### [Your task]
Write out the listing in full, matching it word for word.

### [Information shown]
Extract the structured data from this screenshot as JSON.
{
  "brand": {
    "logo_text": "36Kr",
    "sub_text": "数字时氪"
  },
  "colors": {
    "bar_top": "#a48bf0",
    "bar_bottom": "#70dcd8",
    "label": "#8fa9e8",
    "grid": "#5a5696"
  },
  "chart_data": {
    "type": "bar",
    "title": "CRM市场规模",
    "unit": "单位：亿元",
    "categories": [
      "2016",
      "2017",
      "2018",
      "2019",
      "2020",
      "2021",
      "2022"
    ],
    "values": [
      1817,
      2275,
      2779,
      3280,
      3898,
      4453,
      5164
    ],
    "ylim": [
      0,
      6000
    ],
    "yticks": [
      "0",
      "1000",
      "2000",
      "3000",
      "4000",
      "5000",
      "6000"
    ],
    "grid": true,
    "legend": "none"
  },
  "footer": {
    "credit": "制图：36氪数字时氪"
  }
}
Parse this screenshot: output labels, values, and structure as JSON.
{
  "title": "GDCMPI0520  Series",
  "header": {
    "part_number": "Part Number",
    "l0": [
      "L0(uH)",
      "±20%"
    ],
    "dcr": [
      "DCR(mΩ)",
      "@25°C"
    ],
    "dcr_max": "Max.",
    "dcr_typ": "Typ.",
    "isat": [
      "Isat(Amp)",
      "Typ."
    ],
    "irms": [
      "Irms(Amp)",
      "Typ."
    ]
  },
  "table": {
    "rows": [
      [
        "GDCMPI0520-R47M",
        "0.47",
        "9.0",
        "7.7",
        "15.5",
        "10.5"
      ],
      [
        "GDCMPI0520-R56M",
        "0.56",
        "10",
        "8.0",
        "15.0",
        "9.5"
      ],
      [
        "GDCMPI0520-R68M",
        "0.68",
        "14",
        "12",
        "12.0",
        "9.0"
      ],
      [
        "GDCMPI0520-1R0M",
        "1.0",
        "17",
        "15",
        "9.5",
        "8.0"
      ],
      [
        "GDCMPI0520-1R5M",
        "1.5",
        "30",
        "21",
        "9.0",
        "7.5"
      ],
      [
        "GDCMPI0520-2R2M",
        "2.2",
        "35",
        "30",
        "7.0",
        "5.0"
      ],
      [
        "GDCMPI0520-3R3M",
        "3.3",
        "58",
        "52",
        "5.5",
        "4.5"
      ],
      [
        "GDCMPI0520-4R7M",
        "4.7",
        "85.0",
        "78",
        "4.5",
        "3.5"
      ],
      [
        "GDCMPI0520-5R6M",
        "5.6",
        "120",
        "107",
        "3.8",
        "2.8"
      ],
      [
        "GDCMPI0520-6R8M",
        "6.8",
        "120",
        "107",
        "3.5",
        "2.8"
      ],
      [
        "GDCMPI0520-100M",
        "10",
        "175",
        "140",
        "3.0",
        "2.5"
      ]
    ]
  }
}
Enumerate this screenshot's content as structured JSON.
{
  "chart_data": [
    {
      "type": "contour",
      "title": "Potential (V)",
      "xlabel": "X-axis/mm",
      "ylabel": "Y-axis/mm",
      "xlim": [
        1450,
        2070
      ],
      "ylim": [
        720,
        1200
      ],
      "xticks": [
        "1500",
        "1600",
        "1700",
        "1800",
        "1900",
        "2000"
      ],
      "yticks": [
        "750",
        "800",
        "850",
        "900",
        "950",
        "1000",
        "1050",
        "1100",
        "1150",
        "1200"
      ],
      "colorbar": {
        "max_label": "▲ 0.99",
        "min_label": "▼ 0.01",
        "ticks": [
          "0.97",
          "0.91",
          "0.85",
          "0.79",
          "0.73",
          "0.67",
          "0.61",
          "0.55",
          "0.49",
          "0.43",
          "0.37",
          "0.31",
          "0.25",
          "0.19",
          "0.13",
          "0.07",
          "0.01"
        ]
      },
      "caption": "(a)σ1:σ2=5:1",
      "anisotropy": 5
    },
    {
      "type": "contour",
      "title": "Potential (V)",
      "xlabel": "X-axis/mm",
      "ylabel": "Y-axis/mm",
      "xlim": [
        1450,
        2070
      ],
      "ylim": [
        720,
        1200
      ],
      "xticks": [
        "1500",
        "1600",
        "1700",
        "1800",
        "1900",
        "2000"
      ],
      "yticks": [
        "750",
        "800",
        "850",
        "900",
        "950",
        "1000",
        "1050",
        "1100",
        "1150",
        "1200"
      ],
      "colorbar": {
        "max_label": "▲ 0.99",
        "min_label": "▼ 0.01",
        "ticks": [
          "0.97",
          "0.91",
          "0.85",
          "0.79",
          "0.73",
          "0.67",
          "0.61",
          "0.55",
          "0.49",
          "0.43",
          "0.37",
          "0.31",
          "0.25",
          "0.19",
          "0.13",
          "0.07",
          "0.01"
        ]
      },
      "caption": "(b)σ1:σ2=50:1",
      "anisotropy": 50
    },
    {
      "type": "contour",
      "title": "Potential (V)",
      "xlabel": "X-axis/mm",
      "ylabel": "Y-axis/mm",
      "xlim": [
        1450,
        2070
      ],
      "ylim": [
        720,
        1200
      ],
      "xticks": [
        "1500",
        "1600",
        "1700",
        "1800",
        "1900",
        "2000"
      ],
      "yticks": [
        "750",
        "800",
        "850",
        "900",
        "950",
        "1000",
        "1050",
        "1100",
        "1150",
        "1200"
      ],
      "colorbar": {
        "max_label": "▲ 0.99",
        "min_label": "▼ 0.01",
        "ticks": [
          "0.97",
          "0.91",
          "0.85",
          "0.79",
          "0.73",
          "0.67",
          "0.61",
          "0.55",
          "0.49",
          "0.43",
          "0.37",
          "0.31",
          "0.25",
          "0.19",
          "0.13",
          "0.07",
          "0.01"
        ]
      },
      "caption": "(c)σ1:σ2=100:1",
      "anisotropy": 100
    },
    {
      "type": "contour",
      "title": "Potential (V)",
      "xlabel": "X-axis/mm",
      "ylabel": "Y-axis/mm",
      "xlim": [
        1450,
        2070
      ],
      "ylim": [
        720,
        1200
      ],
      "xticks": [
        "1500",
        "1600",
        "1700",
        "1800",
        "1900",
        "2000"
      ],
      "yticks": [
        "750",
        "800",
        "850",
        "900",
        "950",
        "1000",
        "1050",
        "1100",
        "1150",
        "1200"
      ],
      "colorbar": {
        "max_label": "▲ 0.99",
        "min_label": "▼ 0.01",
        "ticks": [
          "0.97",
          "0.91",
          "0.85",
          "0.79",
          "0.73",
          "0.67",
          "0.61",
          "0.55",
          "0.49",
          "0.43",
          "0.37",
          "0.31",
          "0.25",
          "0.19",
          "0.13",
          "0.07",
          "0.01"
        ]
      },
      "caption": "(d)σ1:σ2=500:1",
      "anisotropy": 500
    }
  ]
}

### [Written solution]
Extract the structured data from this screenshot as JSON.
{
  "brand": {
    "logo_text": "36Kr",
    "sub_text": "数字时氪"
  },
  "colors": {
    "bar_top": "#a48bf0",
    "bar_bottom": "#70dcd8",
    "label": "#8fa9e8",
    "grid": "#5a5696"
  },
  "chart_data": {
    "type": "bar",
    "title": "CRM市场规模",
    "unit": "单位：亿元",
    "categories": [
      "2016",
      "2017",
      "2018",
      "2019",
      "2020",
      "2021",
      "2022"
    ],
    "values": [
      1817,
      2275,
      2779,
      3280,
      3898,
      4453,
      5164
    ],
    "ylim": [
      0,
      6000
    ],
    "yticks": [
      "0",
      "1000",
      "2000",
      "3000",
      "4000",
      "5000",
      "6000"
    ],
    "grid": true,
    "legend": "none"
  },
  "footer": {
    "credit": "制图：36氪数字时氪"
  }
}
Parse this screenshot: output labels, values, and structure as JSON.
{
  "title": "GDCMPI0520  Series",
  "header": {
    "part_number": "Part Number",
    "l0": [
      "L0(uH)",
      "±20%"
    ],
    "dcr": [
      "DCR(mΩ)",
      "@25°C"
    ],
    "dcr_max": "Max.",
    "dcr_typ": "Typ.",
    "isat": [
      "Isat(Amp)",
      "Typ."
    ],
    "irms": [
      "Irms(Amp)",
      "Typ."
    ]
  },
  "table": {
    "rows": [
      [
        "GDCMPI0520-R47M",
        "0.47",
        "9.0",
        "7.7",
        "15.5",
        "10.5"
      ],
      [
        "GDCMPI0520-R56M",
        "0.56",
        "10",
        "8.0",
        "15.0",
        "9.5"
      ],
      [
        "GDCMPI0520-R68M",
        "0.68",
        "14",
        "12",
        "12.0",
        "9.0"
      ],
      [
        "GDCMPI0520-1R0M",
        "1.0",
        "17",
        "15",
        "9.5",
        "8.0"
      ],
      [
        "GDCMPI0520-1R5M",
        "1.5",
        "30",
        "21",
        "9.0",
        "7.5"
      ],
      [
        "GDCMPI0520-2R2M",
        "2.2",
        "35",
        "30",
        "7.0",
        "5.0"
      ],
      [
        "GDCMPI0520-3R3M",
        "3.3",
        "58",
        "52",
        "5.5",
        "4.5"
      ],
      [
        "GDCMPI0520-4R7M",
        "4.7",
        "85.0",
        "78",
        "4.5",
        "3.5"
      ],
      [
        "GDCMPI0520-5R6M",
        "5.6",
        "120",
        "107",
        "3.8",
        "2.8"
      ],
      [
        "GDCMPI0520-6R8M",
        "6.8",
        "120",
        "107",
        "3.5",
        "2.8"
      ],
      [
        "GDCMPI0520-100M",
        "10",
        "175",
        "140",
        "3.0",
        "2.5"
      ]
    ]
  }
}
Enumerate this screenshot's content as structured JSON.
{
  "chart_data": [
    {
      "type": "contour",
      "title": "Potential (V)",
      "xlabel": "X-axis/mm",
      "ylabel": "Y-axis/mm",
      "xlim": [
        1450,
        2070
      ],
      "ylim": [
        720,
        1200
      ],
      "xticks": [
        "1500",
        "1600",
        "1700",
        "1800",
        "1900",
        "2000"
      ],
      "yticks": [
        "750",
        "800",
        "850",
        "900",
        "950",
        "1000",
        "1050",
        "1100",
        "1150",
        "1200"
      ],
      "colorbar": {
        "max_label": "▲ 0.99",
        "min_label": "▼ 0.01",
        "ticks": [
          "0.97",
          "0.91",
          "0.85",
          "0.79",
          "0.73",
          "0.67",
          "0.61",
          "0.55",
          "0.49",
          "0.43",
          "0.37",
          "0.31",
          "0.25",
          "0.19",
          "0.13",
          "0.07",
          "0.01"
        ]
      },
      "caption": "(a)σ1:σ2=5:1",
      "anisotropy": 5
    },
    {
      "type": "contour",
      "title": "Potential (V)",
      "xlabel": "X-axis/mm",
      "ylabel": "Y-axis/mm",
      "xlim": [
        1450,
        2070
      ],
      "ylim": [
        720,
        1200
      ],
      "xticks": [
        "1500",
        "1600",
        "1700",
        "1800",
        "1900",
        "2000"
      ],
      "yticks": [
        "750",
        "800",
        "850",
        "900",
        "950",
        "1000",
        "1050",
        "1100",
        "1150",
        "1200"
      ],
      "colorbar": {
        "max_label": "▲ 0.99",
        "min_label": "▼ 0.01",
        "ticks": [
          "0.97",
          "0.91",
          "0.85",
          "0.79",
          "0.73",
          "0.67",
          "0.61",
          "0.55",
          "0.49",
          "0.43",
          "0.37",
          "0.31",
          "0.25",
          "0.19",
          "0.13",
          "0.07",
          "0.01"
        ]
      },
      "caption": "(b)σ1:σ2=50:1",
      "anisotropy": 50
    },
    {
      "type": "contour",
      "title": "Potential (V)",
      "xlabel": "X-axis/mm",
      "ylabel": "Y-axis/mm",
      "xlim": [
        1450,
        2070
      ],
      "ylim": [
        720,
        1200
      ],
      "xticks": [
        "1500",
        "1600",
        "1700",
        "1800",
        "1900",
        "2000"
      ],
      "yticks": [
        "750",
        "800",
        "850",
        "900",
        "950",
        "1000",
        "1050",
        "1100",
        "1150",
        "1200"
      ],
      "colorbar": {
        "max_label": "▲ 0.99",
        "min_label": "▼ 0.01",
        "ticks": [
          "0.97",
          "0.91",
          "0.85",
          "0.79",
          "0.73",
          "0.67",
          "0.61",
          "0.55",
          "0.49",
          "0.43",
          "0.37",
          "0.31",
          "0.25",
          "0.19",
          "0.13",
          "0.07",
          "0.01"
        ]
      },
      "caption": "(c)σ1:σ2=100:1",
      "anisotropy": 100
    },
    {
      "type": "contour",
      "title": "Potential (V)",
      "xlabel": "X-axis/mm",
      "ylabel": "Y-axis/mm",
      "xlim": [
        1450,
        2070
      ],
      "ylim": [
        720,
        1200
      ],
      "xticks": [
        "1500",
        "1600",
        "1700",
        "1800",
        "1900",
        "2000"
      ],
      "yticks": [
        "750",
        "800",
        "850",
        "900",
        "950",
        "1000",
        "1050",
        "1100",
        "1150",
        "1200"
      ],
      "colorbar": {
        "max_label": "▲ 0.99",
        "min_label": "▼ 0.01",
        "ticks": [
          "0.97",
          "0.91",
          "0.85",
          "0.79",
          "0.73",
          "0.67",
          "0.61",
          "0.55",
          "0.49",
          "0.43",
          "0.37",
          "0.31",
          "0.25",
          "0.19",
          "0.13",
          "0.07",
          "0.01"
        ]
      },
      "caption": "(d)σ1:σ2=500:1",
      "anisotropy": 500
    }
  ]
}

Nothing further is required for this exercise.